> [Challenge]: Without the pictures, give the entries below again exactly as written.

> [Data supplied]:
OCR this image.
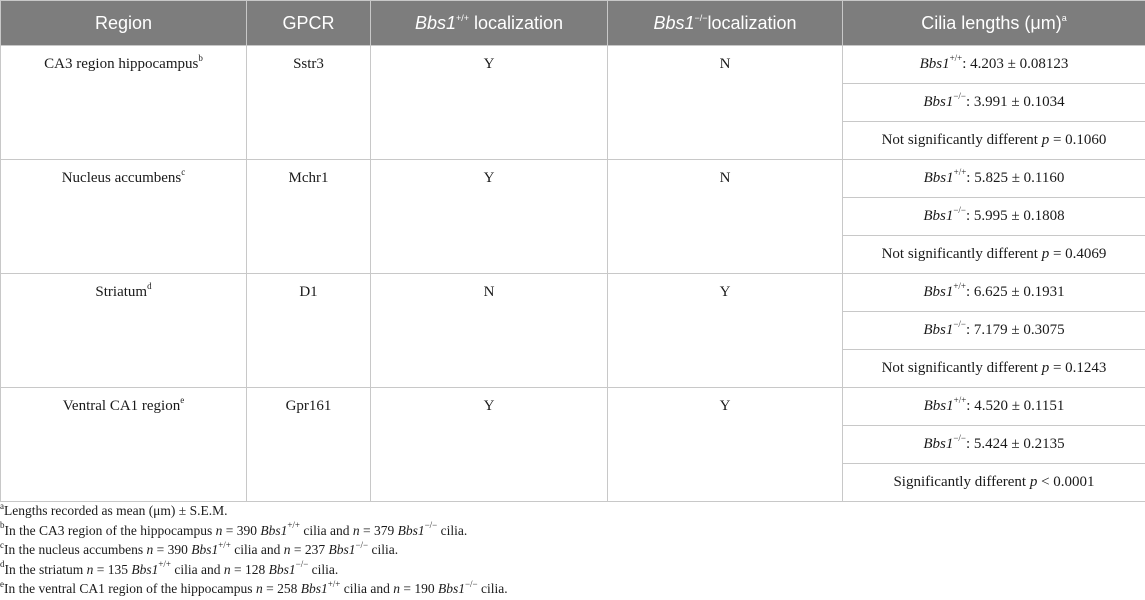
Region	GPCR	Bbs1+/+ localization	Bbs1−/−localization	Cilia lengths $(\mu m)^a$
CA3 region hippocampus$^b$	Sstr3	Y	N	Bbs1+/+: 4.203 ± 0.08123
				Bbs1−/−: 3.991 ± 0.1034
				Not significantly different p = 0.1060
Nucleus accumbens$^c$	Mchr1	Y	N	Bbs1+/+: 5.825 ± 0.1160
				Bbs1−/−: 5.995 ± 0.1808
				Not significantly different p = 0.4069
Striatum$^d$	D1	N	Y	Bbs1+/+: 6.625 ± 0.1931
				Bbs1−/−: 7.179 ± 0.3075
				Not significantly different p = 0.1243
Ventral CA1 region$^e$	Gpr161	Y	Y	Bbs1+/+: 4.520 ± 0.1151
				Bbs1−/−: 5.424 ± 0.2135
				Significantly different p < 0.0001
$^a$Lengths recorded as mean (μm) ± S.E.M.
$^b$In the CA3 region of the hippocampus n = 390 Bbs1+/+ cilia and n = 379 Bbs1−/− cilia.
$^c$In the nucleus accumbens n = 390 Bbs1+/+ cilia and n = 237 Bbs1−/− cilia.
$^d$In the striatum n = 135 Bbs1+/+ cilia and n = 128 Bbs1−/− cilia.
$^e$In the ventral CA1 region of the hippocampus n = 258 Bbs1+/+ cilia and n = 190 Bbs1−/− cilia.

> [Correct answer]:
OCR this image.
Region	GPCR	Bbs1+/+ localization	Bbs1−/−localization	Cilia lengths $(\mu m)^a$
CA3 region hippocampus$^b$	Sstr3	Y	N	Bbs1+/+: 4.203 ± 0.08123
				Bbs1−/−: 3.991 ± 0.1034
				Not significantly different p = 0.1060
Nucleus accumbens$^c$	Mchr1	Y	N	Bbs1+/+: 5.825 ± 0.1160
				Bbs1−/−: 5.995 ± 0.1808
				Not significantly different p = 0.4069
Striatum$^d$	D1	N	Y	Bbs1+/+: 6.625 ± 0.1931
				Bbs1−/−: 7.179 ± 0.3075
				Not significantly different p = 0.1243
Ventral CA1 region$^e$	Gpr161	Y	Y	Bbs1+/+: 4.520 ± 0.1151
				Bbs1−/−: 5.424 ± 0.2135
				Significantly different p < 0.0001
$^a$Lengths recorded as mean (μm) ± S.E.M.
$^b$In the CA3 region of the hippocampus n = 390 Bbs1+/+ cilia and n = 379 Bbs1−/− cilia.
$^c$In the nucleus accumbens n = 390 Bbs1+/+ cilia and n = 237 Bbs1−/− cilia.
$^d$In the striatum n = 135 Bbs1+/+ cilia and n = 128 Bbs1−/− cilia.
$^e$In the ventral CA1 region of the hippocampus n = 258 Bbs1+/+ cilia and n = 190 Bbs1−/− cilia.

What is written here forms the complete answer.